- **Excerpt**
----------

IPS-LMU / The-EMU-SDMS-Manual

The EMU-SDMS Manual
https://ips-lmu.github.io/The-EMU-SDMS-Manual/
Creative Commons Zero v1.0 Universal
2 stars 3 forks source link

Git for emuDB vs R project #5

Closed trblslp closed 5 years ago

trblslp commented 5 years ago

I have followed the recipe for making a git repo out of my emuDB, which is nice, but I'm now a bit unsure what to do if I also want my r project to have version control. Would you suggest having two separate (i.e. sister) folders, one with the emuDB and the other with the R studio project and R scripts, and each of them set up as independent git repos? It'd be great if the manual mentioned this. Thanks!

MJochim commented 5 years ago

@raphywink and I have not always been on the same page when it comes to handling emu databases in git repositories, but I think by now we have converged (to some degree). He'll surely correct me if I'm wrong.

My suggestion is to keep analysis code and data in separate git repos.

The reason is that most everybody will advise against putting binary data (i.e. in the linguistics case: audio/ema/ultrasound recordings and derived signals such as formant tracks) in a git repo in the first place. This is generally considered bad practice, because it's hard for Git to be efficient when these files are changed (as opposed to source code, where Git is very efficient - this is also what Git was designed to do: track changes in source code).

However, I don't really see a problem in the linguistics case, mainly because our binary data hardly ever change. It's therefore not a big deal if changes to them are somewhat inefficient.

But one problem will arise if you store these binary data in the same repo as your analysis code: It gets hard to download only the code. If you want to download the code (which should be very fast since it's usually no more than a few kilobytes), you are basically forced to download all the raw data as well – which is usually slow because it's on the gigabytes order.

----------

- **Set problem 1**
In the thread about Git for emuDB, what does MJochim suggest doing with analysis code and data?
- **Set problem 2**
Render this sentence from the thread about Git for emuDB in German: "My suggestion is to keep analysis code and data in separate git repos."
- **Set problem 3**
Please pick up the thread about Git for emuDB and carry it on past its last sentence.
These rows have no connection to the thread.

Layout dataset entries

----------

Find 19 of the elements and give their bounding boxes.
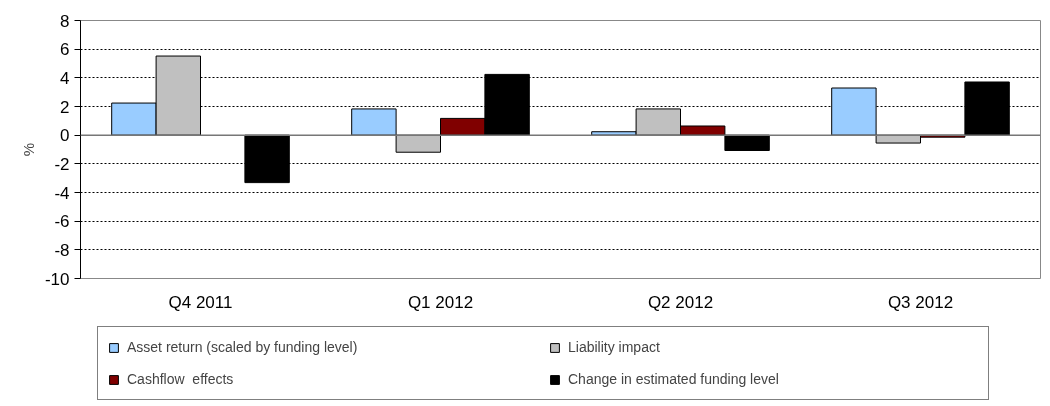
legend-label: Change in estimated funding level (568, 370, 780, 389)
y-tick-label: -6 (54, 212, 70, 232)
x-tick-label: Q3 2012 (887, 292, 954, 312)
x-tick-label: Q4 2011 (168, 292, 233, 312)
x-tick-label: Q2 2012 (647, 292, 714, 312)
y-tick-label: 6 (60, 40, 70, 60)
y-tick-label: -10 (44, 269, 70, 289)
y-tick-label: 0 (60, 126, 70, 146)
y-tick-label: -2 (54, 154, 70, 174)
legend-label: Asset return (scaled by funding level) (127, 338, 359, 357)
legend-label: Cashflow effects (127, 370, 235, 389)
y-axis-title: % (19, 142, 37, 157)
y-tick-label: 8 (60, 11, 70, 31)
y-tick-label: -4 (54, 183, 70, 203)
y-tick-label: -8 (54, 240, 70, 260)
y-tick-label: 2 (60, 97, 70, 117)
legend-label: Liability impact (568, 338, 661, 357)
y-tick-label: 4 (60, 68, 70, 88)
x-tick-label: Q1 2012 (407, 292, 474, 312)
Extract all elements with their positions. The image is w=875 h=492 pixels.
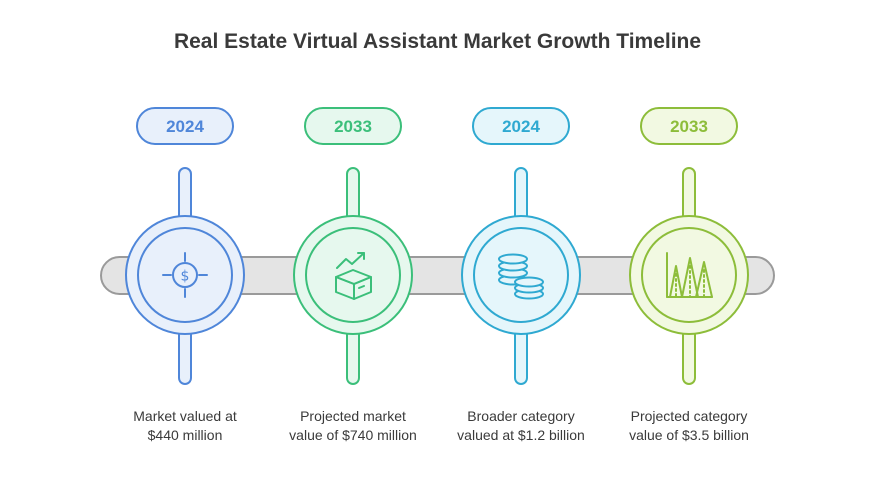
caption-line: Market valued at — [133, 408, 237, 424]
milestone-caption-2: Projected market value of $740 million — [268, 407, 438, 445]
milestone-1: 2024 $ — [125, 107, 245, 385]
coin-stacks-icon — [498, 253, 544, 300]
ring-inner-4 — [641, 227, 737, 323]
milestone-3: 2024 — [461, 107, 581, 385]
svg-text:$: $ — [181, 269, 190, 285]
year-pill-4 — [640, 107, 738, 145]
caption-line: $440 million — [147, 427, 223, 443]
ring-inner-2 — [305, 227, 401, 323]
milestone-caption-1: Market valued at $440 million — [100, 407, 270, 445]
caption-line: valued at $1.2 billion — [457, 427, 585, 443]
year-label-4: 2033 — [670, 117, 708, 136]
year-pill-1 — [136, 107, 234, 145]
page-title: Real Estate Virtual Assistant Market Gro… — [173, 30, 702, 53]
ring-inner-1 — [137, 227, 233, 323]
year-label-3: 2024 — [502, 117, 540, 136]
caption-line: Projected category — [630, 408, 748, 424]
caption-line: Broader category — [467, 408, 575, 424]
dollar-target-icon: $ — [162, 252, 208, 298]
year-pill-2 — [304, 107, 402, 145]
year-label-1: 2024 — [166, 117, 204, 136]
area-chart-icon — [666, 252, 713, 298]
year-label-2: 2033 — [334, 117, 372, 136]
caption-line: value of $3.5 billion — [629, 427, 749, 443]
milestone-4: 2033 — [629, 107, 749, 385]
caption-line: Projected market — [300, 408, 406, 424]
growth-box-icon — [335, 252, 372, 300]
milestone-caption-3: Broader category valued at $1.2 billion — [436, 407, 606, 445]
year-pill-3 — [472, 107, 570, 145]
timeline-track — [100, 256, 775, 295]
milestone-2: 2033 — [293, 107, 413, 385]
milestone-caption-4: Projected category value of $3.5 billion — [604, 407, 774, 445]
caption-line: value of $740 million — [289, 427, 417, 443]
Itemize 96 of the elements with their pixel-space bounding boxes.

----------

- **Answer 1**
Keep analysis code and data in separate git repos.

- **Answer 2**
Mein Vorschlag ist, Analysecode und Daten in getrennten Git-Repositorys zu halten.

- **Answer 3**
@raphywink Maybe we can add some of this to the manual.

raphywink commented 5 years ago

@MJochim toats agree! If locally you want both in the same folder I'd add the emuDB as a Git submodule: https://git-scm.com/book/en/v2/Git-Tools-Submodules

raphywink commented 5 years ago

Oh just btw: the tutorial explains how to setup git-lfs so that reduces (if not solves) the problem of changing binary files.

trblslp commented 5 years ago

Thanks @MJochim and @raphywink – the submodule idea looks interesting, but also I'm not sure what the consequences would be for the average emuDB user, so I think it'd be worth having some pointers on this in the manual. For example, if I have the emuDB as a submodule, how will I then have to navigate my changes and commits in, say, RStudio? If I plan to do some risky changes to the database structure and make new branch for this, how much of a headache will it give me? ... At the moment I have separate git/git-lfs repos for data and code, and I think it's probably the most painless way to do it. But a bit of extra hand-holding in the manual wouldn't hurt.

raphywink commented 5 years ago

hmmm yes and no. In my opinion, Git and EMU are two different beasts and what the manual is trying to show the user is how to get Git versioning up and running and not how to actually use Git. Using submodules alone is a pretty advanced topic and you can do a thousand things with them. However, I def. don't want to open up the can of worms of trying to explain them to the user (plenty of that elsewhere on the web). That being said, I'll def. go through the tutorial and see if I can't add something about "us recommending keeping data + analysis scripts sep."

MJochim commented 5 years ago

But a bit of extra hand-holding in the manual wouldn't hurt.

I applaud your wording ;-).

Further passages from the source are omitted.